[Task inputs start]

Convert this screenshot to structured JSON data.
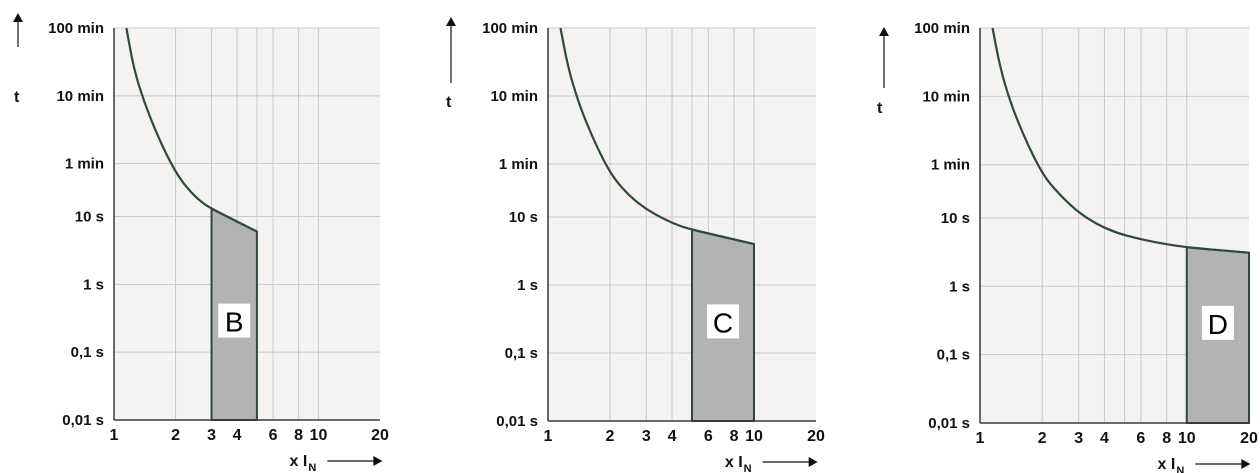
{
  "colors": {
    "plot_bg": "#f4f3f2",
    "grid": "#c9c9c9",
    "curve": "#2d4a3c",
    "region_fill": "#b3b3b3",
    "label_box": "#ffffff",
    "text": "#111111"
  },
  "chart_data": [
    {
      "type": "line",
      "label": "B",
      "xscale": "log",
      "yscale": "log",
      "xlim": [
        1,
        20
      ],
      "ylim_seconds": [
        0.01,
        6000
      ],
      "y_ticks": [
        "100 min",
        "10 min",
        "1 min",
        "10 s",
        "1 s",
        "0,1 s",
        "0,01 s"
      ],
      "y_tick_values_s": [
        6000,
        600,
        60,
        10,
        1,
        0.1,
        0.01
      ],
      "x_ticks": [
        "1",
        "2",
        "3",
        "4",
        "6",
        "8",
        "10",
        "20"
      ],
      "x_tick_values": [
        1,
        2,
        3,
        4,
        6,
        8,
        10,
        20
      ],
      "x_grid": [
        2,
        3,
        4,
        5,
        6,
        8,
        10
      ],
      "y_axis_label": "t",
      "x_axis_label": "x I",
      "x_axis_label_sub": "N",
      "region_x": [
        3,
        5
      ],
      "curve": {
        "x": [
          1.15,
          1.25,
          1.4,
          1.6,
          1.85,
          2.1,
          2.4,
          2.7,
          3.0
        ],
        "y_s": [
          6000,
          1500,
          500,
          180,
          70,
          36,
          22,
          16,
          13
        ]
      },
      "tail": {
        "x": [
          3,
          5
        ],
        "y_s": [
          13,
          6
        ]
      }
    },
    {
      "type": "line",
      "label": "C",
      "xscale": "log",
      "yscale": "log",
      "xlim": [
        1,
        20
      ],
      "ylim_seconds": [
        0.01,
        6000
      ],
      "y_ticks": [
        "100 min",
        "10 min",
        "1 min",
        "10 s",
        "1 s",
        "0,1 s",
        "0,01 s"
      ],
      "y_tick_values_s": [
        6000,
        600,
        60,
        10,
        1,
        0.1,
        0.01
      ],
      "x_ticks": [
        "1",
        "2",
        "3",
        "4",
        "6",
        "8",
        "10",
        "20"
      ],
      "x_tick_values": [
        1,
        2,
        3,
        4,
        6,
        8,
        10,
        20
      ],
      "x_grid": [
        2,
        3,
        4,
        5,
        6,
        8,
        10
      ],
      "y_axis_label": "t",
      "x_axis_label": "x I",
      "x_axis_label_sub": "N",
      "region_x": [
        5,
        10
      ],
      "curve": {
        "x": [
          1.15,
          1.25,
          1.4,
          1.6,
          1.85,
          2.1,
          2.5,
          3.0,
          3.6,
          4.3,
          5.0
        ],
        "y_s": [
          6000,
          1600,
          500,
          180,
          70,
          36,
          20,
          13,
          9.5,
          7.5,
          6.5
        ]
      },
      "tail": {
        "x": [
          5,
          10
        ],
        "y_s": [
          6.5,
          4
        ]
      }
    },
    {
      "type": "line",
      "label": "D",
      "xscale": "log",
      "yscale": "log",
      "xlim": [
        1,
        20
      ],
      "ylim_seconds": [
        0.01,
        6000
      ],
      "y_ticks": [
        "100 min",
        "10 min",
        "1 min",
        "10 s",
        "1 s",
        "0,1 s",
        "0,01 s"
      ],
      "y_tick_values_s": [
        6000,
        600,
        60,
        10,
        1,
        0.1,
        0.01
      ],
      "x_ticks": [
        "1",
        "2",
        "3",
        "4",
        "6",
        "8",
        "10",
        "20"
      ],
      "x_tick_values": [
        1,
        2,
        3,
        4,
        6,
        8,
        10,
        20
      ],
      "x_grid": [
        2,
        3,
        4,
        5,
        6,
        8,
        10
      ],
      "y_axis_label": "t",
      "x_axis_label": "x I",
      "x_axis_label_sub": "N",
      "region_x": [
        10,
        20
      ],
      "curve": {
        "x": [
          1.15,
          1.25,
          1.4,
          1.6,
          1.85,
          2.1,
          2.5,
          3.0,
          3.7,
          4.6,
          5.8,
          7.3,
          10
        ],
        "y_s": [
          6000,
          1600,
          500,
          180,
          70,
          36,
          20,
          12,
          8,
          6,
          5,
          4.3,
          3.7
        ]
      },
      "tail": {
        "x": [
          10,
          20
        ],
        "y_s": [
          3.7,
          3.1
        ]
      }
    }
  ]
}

[Task inputs end]

What to produce:
Omit the pictures, then quote the rest of the material above exactly.

The result:
Convert this screenshot to structured JSON data.
{
  "colors": {
    "plot_bg": "#f4f3f2",
    "grid": "#c9c9c9",
    "curve": "#2d4a3c",
    "region_fill": "#b3b3b3",
    "label_box": "#ffffff",
    "text": "#111111"
  },
  "chart_data": [
    {
      "type": "line",
      "label": "B",
      "xscale": "log",
      "yscale": "log",
      "xlim": [
        1,
        20
      ],
      "ylim_seconds": [
        0.01,
        6000
      ],
      "y_ticks": [
        "100 min",
        "10 min",
        "1 min",
        "10 s",
        "1 s",
        "0,1 s",
        "0,01 s"
      ],
      "y_tick_values_s": [
        6000,
        600,
        60,
        10,
        1,
        0.1,
        0.01
      ],
      "x_ticks": [
        "1",
        "2",
        "3",
        "4",
        "6",
        "8",
        "10",
        "20"
      ],
      "x_tick_values": [
        1,
        2,
        3,
        4,
        6,
        8,
        10,
        20
      ],
      "x_grid": [
        2,
        3,
        4,
        5,
        6,
        8,
        10
      ],
      "y_axis_label": "t",
      "x_axis_label": "x I",
      "x_axis_label_sub": "N",
      "region_x": [
        3,
        5
      ],
      "curve": {
        "x": [
          1.15,
          1.25,
          1.4,
          1.6,
          1.85,
          2.1,
          2.4,
          2.7,
          3.0
        ],
        "y_s": [
          6000,
          1500,
          500,
          180,
          70,
          36,
          22,
          16,
          13
        ]
      },
      "tail": {
        "x": [
          3,
          5
        ],
        "y_s": [
          13,
          6
        ]
      }
    },
    {
      "type": "line",
      "label": "C",
      "xscale": "log",
      "yscale": "log",
      "xlim": [
        1,
        20
      ],
      "ylim_seconds": [
        0.01,
        6000
      ],
      "y_ticks": [
        "100 min",
        "10 min",
        "1 min",
        "10 s",
        "1 s",
        "0,1 s",
        "0,01 s"
      ],
      "y_tick_values_s": [
        6000,
        600,
        60,
        10,
        1,
        0.1,
        0.01
      ],
      "x_ticks": [
        "1",
        "2",
        "3",
        "4",
        "6",
        "8",
        "10",
        "20"
      ],
      "x_tick_values": [
        1,
        2,
        3,
        4,
        6,
        8,
        10,
        20
      ],
      "x_grid": [
        2,
        3,
        4,
        5,
        6,
        8,
        10
      ],
      "y_axis_label": "t",
      "x_axis_label": "x I",
      "x_axis_label_sub": "N",
      "region_x": [
        5,
        10
      ],
      "curve": {
        "x": [
          1.15,
          1.25,
          1.4,
          1.6,
          1.85,
          2.1,
          2.5,
          3.0,
          3.6,
          4.3,
          5.0
        ],
        "y_s": [
          6000,
          1600,
          500,
          180,
          70,
          36,
          20,
          13,
          9.5,
          7.5,
          6.5
        ]
      },
      "tail": {
        "x": [
          5,
          10
        ],
        "y_s": [
          6.5,
          4
        ]
      }
    },
    {
      "type": "line",
      "label": "D",
      "xscale": "log",
      "yscale": "log",
      "xlim": [
        1,
        20
      ],
      "ylim_seconds": [
        0.01,
        6000
      ],
      "y_ticks": [
        "100 min",
        "10 min",
        "1 min",
        "10 s",
        "1 s",
        "0,1 s",
        "0,01 s"
      ],
      "y_tick_values_s": [
        6000,
        600,
        60,
        10,
        1,
        0.1,
        0.01
      ],
      "x_ticks": [
        "1",
        "2",
        "3",
        "4",
        "6",
        "8",
        "10",
        "20"
      ],
      "x_tick_values": [
        1,
        2,
        3,
        4,
        6,
        8,
        10,
        20
      ],
      "x_grid": [
        2,
        3,
        4,
        5,
        6,
        8,
        10
      ],
      "y_axis_label": "t",
      "x_axis_label": "x I",
      "x_axis_label_sub": "N",
      "region_x": [
        10,
        20
      ],
      "curve": {
        "x": [
          1.15,
          1.25,
          1.4,
          1.6,
          1.85,
          2.1,
          2.5,
          3.0,
          3.7,
          4.6,
          5.8,
          7.3,
          10
        ],
        "y_s": [
          6000,
          1600,
          500,
          180,
          70,
          36,
          20,
          12,
          8,
          6,
          5,
          4.3,
          3.7
        ]
      },
      "tail": {
        "x": [
          10,
          20
        ],
        "y_s": [
          3.7,
          3.1
        ]
      }
    }
  ]
}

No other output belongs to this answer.